Objective :: Copy each line of the material below that includes the string "الرحمن".

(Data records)
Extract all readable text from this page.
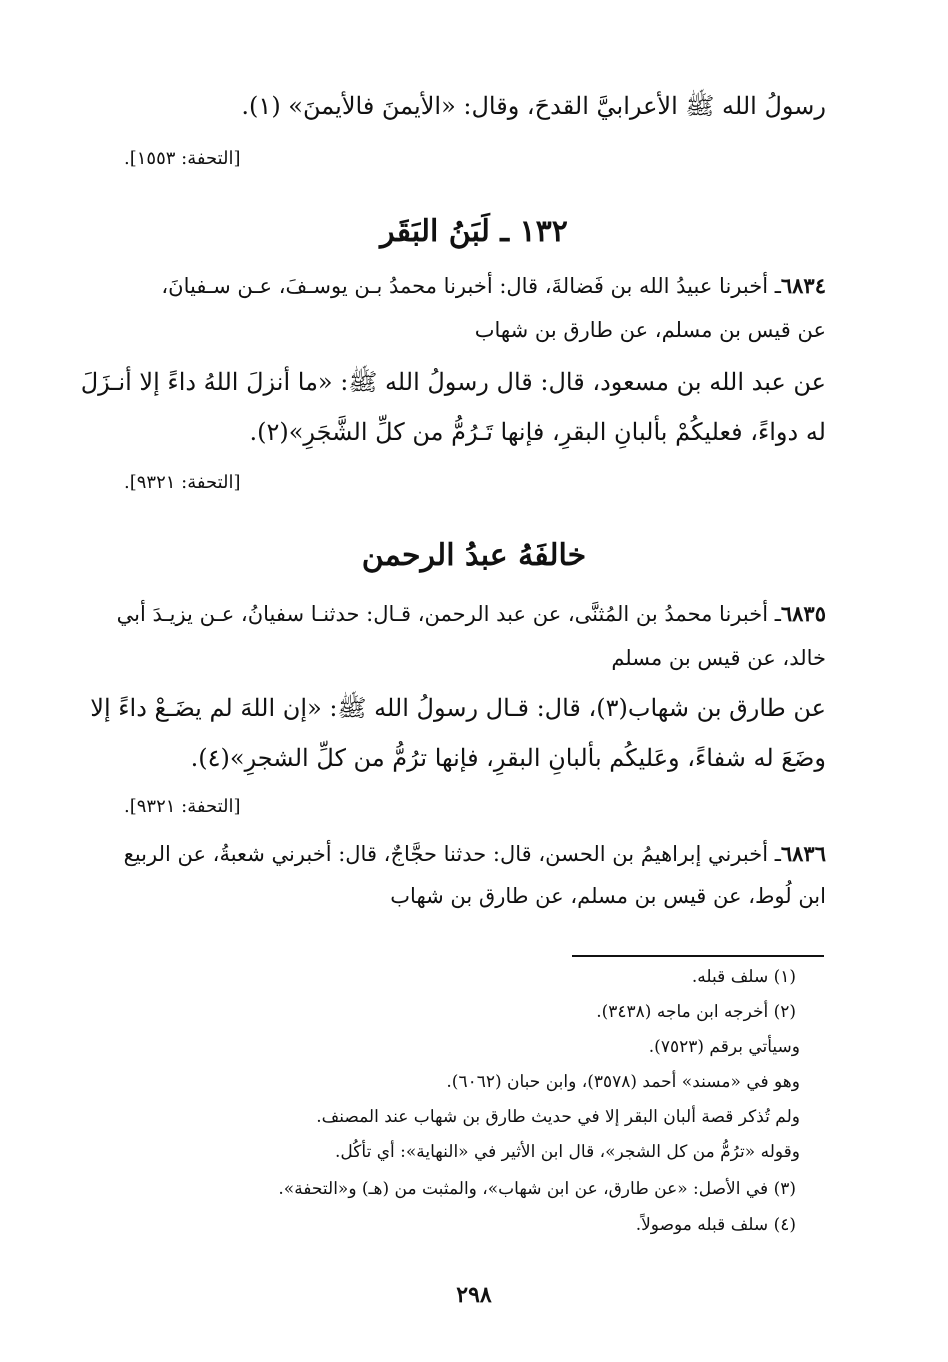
رسولُ الله ﷺ الأعرابيَّ القدحَ، وقال: «الأيمنَ فالأيمنَ» (١).
[التحفة: ١٥٥٣].
١٣٢ ـ لَبَنُ البَقَر
٦٨٣٤ـ أخبرنا عبيدُ الله بن فَضالةَ، قال: أخبرنا محمدُ بـن يوسـفَ، عـن سـفيانَ،
عن قيس بن مسلم، عن طارق بن شهاب
عن عبد الله بن مسعود، قال: قال رسولُ الله ﷺ: «ما أنزلَ اللهُ داءً إلا أنـزَلَ
له دواءً، فعليكُمْ بألبانِ البقرِ، فإنها تَـرُمُّ من كلِّ الشَّجَرِ»(٢).
[التحفة: ٩٣٢١].
خالفَهُ عبدُ الرحمن
٦٨٣٥ـ أخبرنا محمدُ بن المُثنَّى، عن عبد الرحمن، قـال: حدثنـا سفيانُ، عـن يزيـدَ أبي
خالد، عن قيس بن مسلم
عن طارق بن شهاب(٣)، قال: قـال رسولُ الله ﷺ: «إن اللهَ لم يضَـعْ داءً إلا
وضَعَ له شفاءً، وعَليكُم بألبانِ البقرِ، فإنها ترُمُّ من كلِّ الشجرِ»(٤).
[التحفة: ٩٣٢١].
٦٨٣٦ـ أخبرني إبراهيمُ بن الحسن، قال: حدثنا حجَّاجٌ، قال: أخبرني شعبةُ، عن الربيع
ابن لُوط، عن قيس بن مسلم، عن طارق بن شهاب
(١) سلف قبله.
(٢) أخرجه ابن ماجه (٣٤٣٨).
وسيأتي برقم (٧٥٢٣).
وهو في «مسند» أحمد (٣٥٧٨)، وابن حبان (٦٠٦٢).
ولم تُذكر قصة ألبان البقر إلا في حديث طارق بن شهاب عند المصنف.
وقوله «ترُمُّ من كل الشجر»، قال ابن الأثير في «النهاية»: أي تأكُل.
(٣) في الأصل: «عن طارق، عن ابن شهاب»، والمثبت من (هـ) و«التحفة».
(٤) سلف قبله موصولاً.
٢٩٨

Output for this exercise ::
خالفَهُ عبدُ الرحمن
٦٨٣٥ـ أخبرنا محمدُ بن المُثنَّى، عن عبد الرحمن، قـال: حدثنـا سفيانُ، عـن يزيـدَ أبي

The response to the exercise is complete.